Region and label listings
◆ ◆ ◆

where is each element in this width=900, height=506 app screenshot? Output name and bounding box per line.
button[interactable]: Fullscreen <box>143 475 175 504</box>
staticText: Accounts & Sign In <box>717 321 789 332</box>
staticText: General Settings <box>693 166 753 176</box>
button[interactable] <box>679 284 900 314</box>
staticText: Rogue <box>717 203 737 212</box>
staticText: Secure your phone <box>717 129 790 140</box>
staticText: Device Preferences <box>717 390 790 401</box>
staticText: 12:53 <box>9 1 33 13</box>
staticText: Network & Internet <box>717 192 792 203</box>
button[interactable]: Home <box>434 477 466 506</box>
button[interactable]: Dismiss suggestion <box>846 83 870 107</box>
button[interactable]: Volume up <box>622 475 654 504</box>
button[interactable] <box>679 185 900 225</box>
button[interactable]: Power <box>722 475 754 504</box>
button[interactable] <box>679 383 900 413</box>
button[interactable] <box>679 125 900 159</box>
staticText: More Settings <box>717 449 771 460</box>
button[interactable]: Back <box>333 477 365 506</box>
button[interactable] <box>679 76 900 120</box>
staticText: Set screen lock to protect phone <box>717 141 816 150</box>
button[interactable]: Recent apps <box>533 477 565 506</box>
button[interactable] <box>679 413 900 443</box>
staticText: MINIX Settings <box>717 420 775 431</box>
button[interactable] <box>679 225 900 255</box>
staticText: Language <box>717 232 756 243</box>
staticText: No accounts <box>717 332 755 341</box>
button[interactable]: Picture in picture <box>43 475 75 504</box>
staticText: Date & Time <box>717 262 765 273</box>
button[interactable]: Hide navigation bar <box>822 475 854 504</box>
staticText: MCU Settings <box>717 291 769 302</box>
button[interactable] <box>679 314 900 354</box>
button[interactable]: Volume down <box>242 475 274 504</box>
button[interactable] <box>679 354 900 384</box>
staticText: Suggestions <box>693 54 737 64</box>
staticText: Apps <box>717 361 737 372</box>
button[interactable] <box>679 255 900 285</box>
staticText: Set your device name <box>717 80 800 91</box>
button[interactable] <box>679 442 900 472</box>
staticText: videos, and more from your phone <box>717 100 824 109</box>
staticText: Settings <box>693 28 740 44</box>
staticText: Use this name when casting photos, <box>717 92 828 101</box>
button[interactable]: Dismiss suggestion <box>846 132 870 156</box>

◆ ◆ ◆

*Problem to solve*. Can you reproduce the item above word for word, keeping every line as it appears?

*Finished exercise*.
where is each element in this width=900, height=506 app screenshot? Output name and bounding box per line.
button[interactable]: Fullscreen <box>143 475 175 504</box>
staticText: Accounts & Sign In <box>717 321 789 332</box>
staticText: General Settings <box>693 166 753 176</box>
button[interactable] <box>679 284 900 314</box>
staticText: Rogue <box>717 203 737 212</box>
staticText: Secure your phone <box>717 129 790 140</box>
staticText: Device Preferences <box>717 390 790 401</box>
staticText: 12:53 <box>9 1 33 13</box>
staticText: Network & Internet <box>717 192 792 203</box>
button[interactable]: Home <box>434 477 466 506</box>
button[interactable]: Dismiss suggestion <box>846 83 870 107</box>
button[interactable]: Volume up <box>622 475 654 504</box>
button[interactable] <box>679 185 900 225</box>
button[interactable]: Power <box>722 475 754 504</box>
button[interactable] <box>679 383 900 413</box>
button[interactable] <box>679 125 900 159</box>
staticText: More Settings <box>717 449 771 460</box>
button[interactable]: Back <box>333 477 365 506</box>
button[interactable] <box>679 76 900 120</box>
staticText: Set screen lock to protect phone <box>717 141 816 150</box>
button[interactable]: Recent apps <box>533 477 565 506</box>
button[interactable] <box>679 413 900 443</box>
staticText: MINIX Settings <box>717 420 775 431</box>
button[interactable] <box>679 225 900 255</box>
staticText: Language <box>717 232 756 243</box>
staticText: No accounts <box>717 332 755 341</box>
button[interactable]: Picture in picture <box>43 475 75 504</box>
staticText: Date & Time <box>717 262 765 273</box>
button[interactable]: Hide navigation bar <box>822 475 854 504</box>
staticText: MCU Settings <box>717 291 769 302</box>
button[interactable] <box>679 314 900 354</box>
button[interactable]: Volume down <box>242 475 274 504</box>
button[interactable] <box>679 354 900 384</box>
staticText: Suggestions <box>693 54 737 64</box>
staticText: Apps <box>717 361 737 372</box>
button[interactable] <box>679 255 900 285</box>
staticText: Set your device name <box>717 80 800 91</box>
button[interactable] <box>679 442 900 472</box>
staticText: videos, and more from your phone <box>717 100 824 109</box>
staticText: Settings <box>693 28 740 44</box>
staticText: Use this name when casting photos, <box>717 92 828 101</box>
button[interactable]: Dismiss suggestion <box>846 132 870 156</box>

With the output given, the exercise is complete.